# Start of READING TEXT

The Essential Difference Between
The Feeling Principle And The Body

56. We have to be clear about our need for a word other than `body' to indicate the principle of the phenomena of sensation. We can understand this need by noting the different and even opposite characteristics of the two series of phenomena of which we are speaking, that is, the external phenomena of bodies, and the internal phenomena of sensation. When these differences have been established, the distinction and even opposition of their separate principles, which have rightly been called body and soul, will be apparent.

This kind of explanation brings in its wake the special advantage of providing my argument with a foundation totally independent of the way in which words are used. In showing the existence in nature of two quite distinct series of phenomena, the consequent necessity of indicating their two distinct principles will require the use of two separate names. If the words body and soul are then denied me, it will still be necessary to substitute two other words in their place, which is perfectly satisfactory provided there is agreement about the matter in itself. However, once the necessity of two names has been established, there should be no difficulty even in the choice of words, and I am sure that I will be permitted the word body to indicate the principle of purely material phenomena, and soul to indicate the principle of sensation.

# End of READING TEXT
# Start of DATA SUPPLIED

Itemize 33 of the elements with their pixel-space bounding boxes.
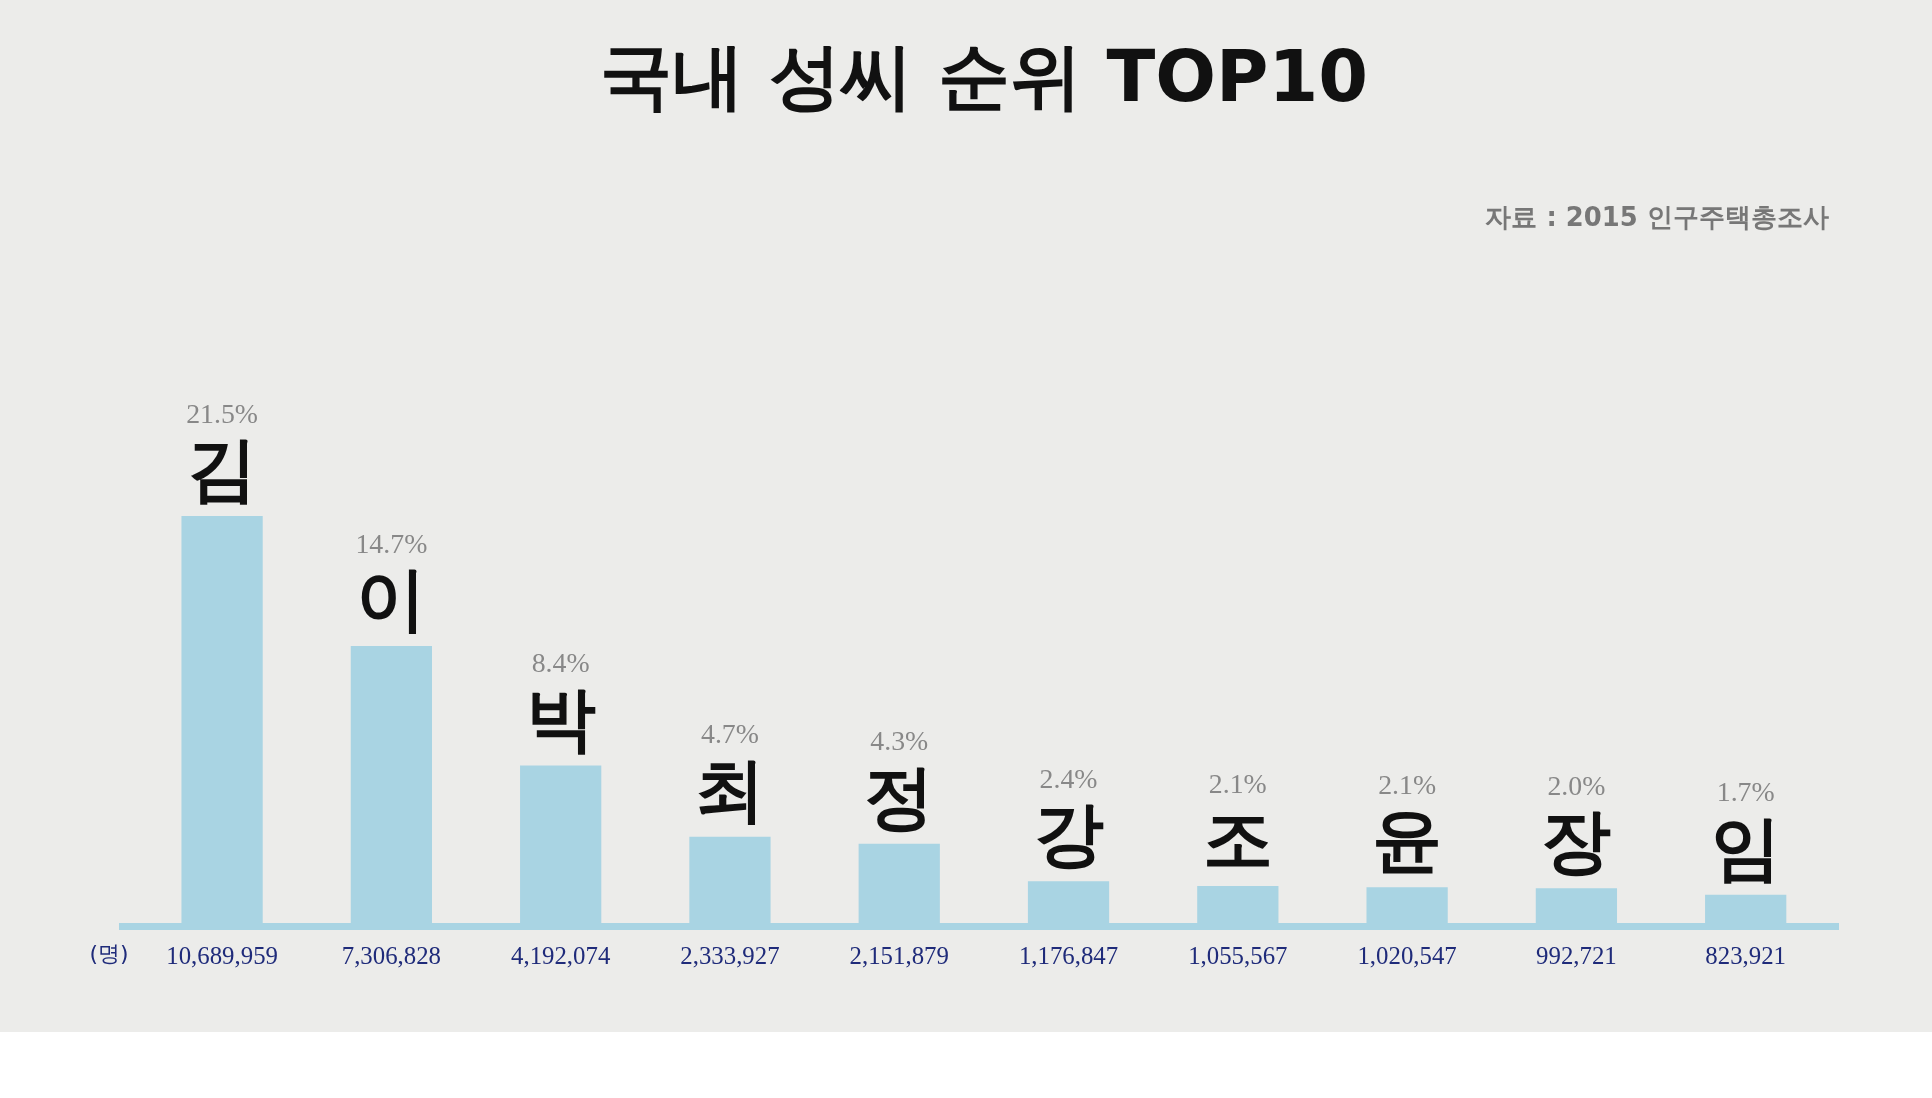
data-label: 2,333,927: [680, 942, 780, 970]
y-axis-title: (명): [89, 941, 129, 967]
data-label: 2,151,879: [849, 942, 949, 970]
x-tick-label: 임: [1710, 806, 1781, 888]
data-label: 823,921: [1705, 942, 1787, 970]
data-label: 7,306,828: [341, 942, 442, 970]
x-tick-label: 김: [187, 428, 258, 510]
x-tick-label: 조: [1202, 798, 1273, 880]
data-label: 1,055,567: [1188, 942, 1288, 970]
x-tick-label: 정: [864, 755, 935, 837]
annotation: 2.1%: [1378, 768, 1437, 800]
annotation: 14.7%: [355, 527, 428, 559]
x-tick-label: 최: [694, 749, 765, 830]
x-tick-label: 윤: [1372, 799, 1443, 881]
chart-title: 국내 성씨 순위 TOP10: [599, 34, 1369, 118]
text: 21.5%: [186, 397, 259, 429]
x-tick-label: 강: [1033, 793, 1104, 875]
annotation: 2.1%: [1208, 767, 1267, 799]
data-label: 1,176,847: [1018, 942, 1119, 970]
x-tick-label: 박: [525, 677, 596, 759]
annotation: 2.4%: [1039, 762, 1098, 794]
text: 자료 : 2015 인구주택총조사: [1485, 201, 1829, 232]
data-label: 10,689,959: [166, 942, 278, 970]
x-tick-label: 이: [356, 558, 427, 640]
x-tick-label: 장: [1541, 800, 1612, 882]
annotation: 4.7%: [700, 718, 759, 750]
annotation: 8.4%: [531, 647, 590, 679]
data-label: 1,020,547: [1357, 942, 1457, 970]
annotation: 2.0%: [1547, 769, 1606, 801]
annotation: 4.3%: [870, 725, 929, 757]
annotation: 1.7%: [1716, 776, 1775, 808]
data-label: 992,721: [1536, 942, 1617, 970]
data-label: 4,192,074: [511, 942, 611, 970]
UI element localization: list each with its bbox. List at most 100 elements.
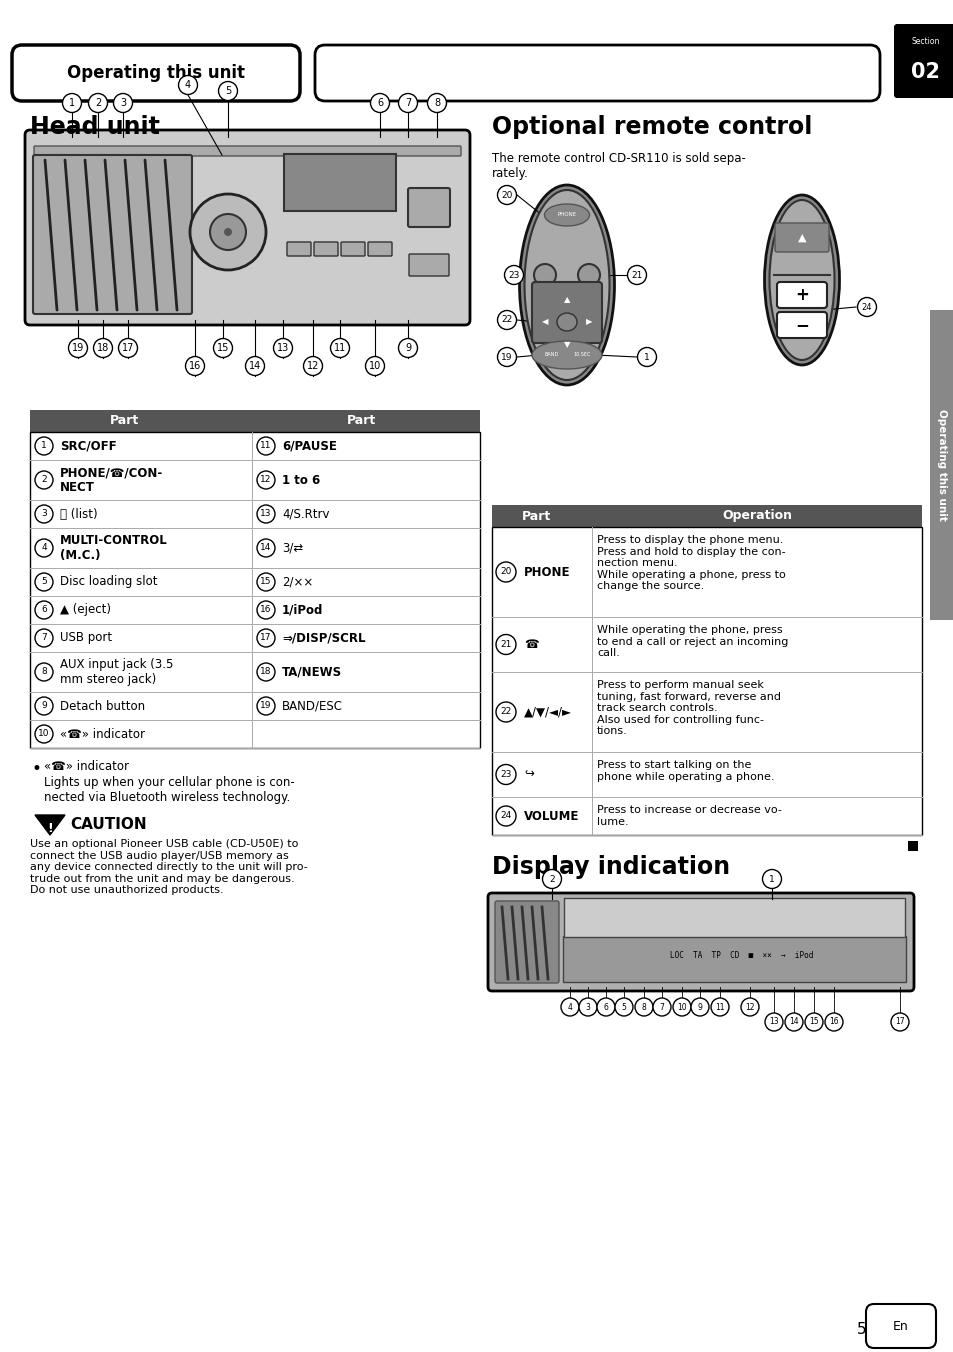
Text: Part: Part: [111, 415, 139, 427]
Text: 6: 6: [376, 97, 383, 108]
Text: Part: Part: [347, 415, 376, 427]
Text: 2: 2: [94, 97, 101, 108]
Circle shape: [365, 357, 384, 376]
Text: 7: 7: [404, 97, 411, 108]
Text: 18: 18: [260, 668, 272, 676]
Text: 8: 8: [41, 668, 47, 676]
Text: 2/××: 2/××: [282, 576, 313, 588]
Text: 11: 11: [260, 442, 272, 450]
Circle shape: [398, 93, 417, 112]
Text: ◀: ◀: [541, 318, 548, 326]
Circle shape: [113, 93, 132, 112]
Circle shape: [256, 506, 274, 523]
Circle shape: [89, 93, 108, 112]
FancyBboxPatch shape: [492, 527, 921, 617]
Circle shape: [35, 506, 53, 523]
Circle shape: [35, 437, 53, 456]
FancyBboxPatch shape: [492, 752, 921, 796]
Circle shape: [496, 764, 516, 784]
Circle shape: [652, 998, 670, 1015]
Text: 12: 12: [744, 1002, 754, 1011]
Text: 17: 17: [260, 634, 272, 642]
Text: 3: 3: [120, 97, 126, 108]
Ellipse shape: [769, 200, 834, 360]
Text: 6: 6: [41, 606, 47, 615]
Circle shape: [35, 573, 53, 591]
Text: 4: 4: [185, 80, 191, 91]
Text: Press to start talking on the
phone while operating a phone.: Press to start talking on the phone whil…: [597, 760, 774, 781]
Text: En: En: [892, 1320, 908, 1333]
Text: 10: 10: [38, 730, 50, 738]
Text: 15: 15: [808, 1018, 818, 1026]
Text: 20: 20: [500, 191, 512, 200]
Circle shape: [178, 76, 197, 95]
Circle shape: [497, 347, 516, 366]
Circle shape: [256, 470, 274, 489]
Text: 24: 24: [861, 303, 871, 311]
FancyBboxPatch shape: [562, 936, 905, 982]
Text: AUX input jack (3.5
mm stereo jack): AUX input jack (3.5 mm stereo jack): [60, 658, 173, 685]
Text: LOC  TA  TP  CD  ■  ××  →  iPod: LOC TA TP CD ■ ×× → iPod: [670, 952, 813, 960]
Text: 21: 21: [499, 639, 511, 649]
FancyBboxPatch shape: [12, 45, 299, 101]
Text: 5: 5: [41, 577, 47, 587]
Text: 17: 17: [122, 343, 134, 353]
FancyBboxPatch shape: [30, 596, 479, 625]
Text: 22: 22: [500, 707, 511, 717]
Text: 18: 18: [97, 343, 109, 353]
FancyBboxPatch shape: [30, 568, 479, 596]
Circle shape: [63, 93, 81, 112]
Text: 13: 13: [768, 1018, 778, 1026]
Circle shape: [35, 725, 53, 744]
Text: 1 to 6: 1 to 6: [282, 473, 320, 487]
Circle shape: [210, 214, 246, 250]
FancyBboxPatch shape: [492, 506, 921, 527]
Text: 2: 2: [41, 476, 47, 484]
FancyBboxPatch shape: [929, 310, 953, 621]
Circle shape: [35, 539, 53, 557]
FancyBboxPatch shape: [284, 154, 395, 211]
Circle shape: [804, 1013, 822, 1032]
FancyBboxPatch shape: [893, 24, 953, 97]
Circle shape: [256, 629, 274, 648]
Text: BAND/ESC: BAND/ESC: [282, 699, 343, 713]
FancyBboxPatch shape: [33, 155, 192, 314]
Text: VOLUME: VOLUME: [523, 810, 578, 822]
Text: SRC/OFF: SRC/OFF: [60, 439, 116, 453]
FancyBboxPatch shape: [30, 652, 479, 692]
Ellipse shape: [544, 204, 589, 226]
Text: 24: 24: [500, 811, 511, 821]
Text: MULTI-CONTROL
(M.C.): MULTI-CONTROL (M.C.): [60, 534, 168, 562]
Text: PHONE: PHONE: [523, 565, 570, 579]
Ellipse shape: [534, 264, 556, 287]
Circle shape: [857, 297, 876, 316]
FancyBboxPatch shape: [30, 410, 479, 433]
Text: 11: 11: [715, 1002, 724, 1011]
Circle shape: [398, 338, 417, 357]
Text: −: −: [794, 316, 808, 334]
Text: 3: 3: [585, 1002, 590, 1011]
Text: 5: 5: [225, 87, 231, 96]
Circle shape: [93, 338, 112, 357]
Text: 20: 20: [499, 568, 511, 576]
Text: 23: 23: [508, 270, 519, 280]
Text: While operating the phone, press
to end a call or reject an incoming
call.: While operating the phone, press to end …: [597, 625, 787, 658]
Text: 3/⇄: 3/⇄: [282, 542, 303, 554]
Circle shape: [35, 470, 53, 489]
Text: Lights up when your cellular phone is con-
nected via Bluetooth wireless technol: Lights up when your cellular phone is co…: [44, 776, 294, 804]
Text: ▲: ▲: [563, 296, 570, 304]
FancyBboxPatch shape: [563, 898, 904, 937]
Text: ↪: ↪: [523, 768, 534, 781]
Circle shape: [497, 185, 516, 204]
FancyBboxPatch shape: [314, 45, 879, 101]
Ellipse shape: [578, 264, 599, 287]
Text: CAUTION: CAUTION: [70, 817, 147, 831]
Text: Part: Part: [522, 510, 551, 522]
FancyBboxPatch shape: [907, 841, 917, 850]
Text: 6/PAUSE: 6/PAUSE: [282, 439, 336, 453]
FancyBboxPatch shape: [34, 146, 460, 155]
FancyBboxPatch shape: [409, 254, 449, 276]
FancyBboxPatch shape: [776, 283, 826, 308]
Text: PHONE/☎/CON-
NECT: PHONE/☎/CON- NECT: [60, 466, 163, 493]
Text: •: •: [32, 760, 42, 777]
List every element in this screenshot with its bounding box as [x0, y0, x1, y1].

# End of DATA SUPPLIED

- _PROBLEM DETAILS_
Pick up the passage on the feeling principle and the body after its final sentence and carry it forward.

- _TASK RESULT_
57. The nub of the problem lies in observing the difference between material phenomena and the phenomena of sensation. Let us imagine, then, that we have in front of us a human being, or any animal whatsoever, affected by various sensations. And to make the matter clearer, let us imagine that these sensations are of extreme violence. We perceive this animal with our senses, each of which plays its part in receiving the sensations the animal produces in us. But amongst all the sensations of sight, touch and so on that we have received, there is no trace of the extraordinary pleasure or violent pain that we suppose to be present within the animal. Its pleasure or pain will, of course, have produced contractions and alterations in different parts of its body, and these serve as a sure sign of the pain or pleasure it experiences. In the case of a human being, change of facial colour, wide-open eyes, gritting of the teeth, uncontrolled rigidity or flexibility of the body, and other effects of intense pain, even when not accompanied by groans and screams, show us what the other is suffering. We are not asking, however, if we know another's pain through the effects the suffering produces in the state and shape of his body. We are asking whether we perceive the pain itself or simply the effects of the pain when we see and touch him. Do we see, touch, hear, smell or taste his suffering with our own senses?

We must answer `No' unhesitatingly. Our sense-organs experience bodies only in so far as bodies are coloured, hard, impenetrable, sonorous, odiferous, tasteful or possess similar feelable qualities which are very different from the other person's pain. The pain, in other words, is not a body.

If I still doubt whether the pain is a body, I can go on to ask myself what colour, shape, hardness, weight, movement, smell or taste it manifests. The question shows immediately how absurd it is to suppose that the pain is a body, or possesses the qualities proper to bodies. And yet, if the pain were perceived by us with our sense-organs, it would have to possess feelable qualities of one kind or another.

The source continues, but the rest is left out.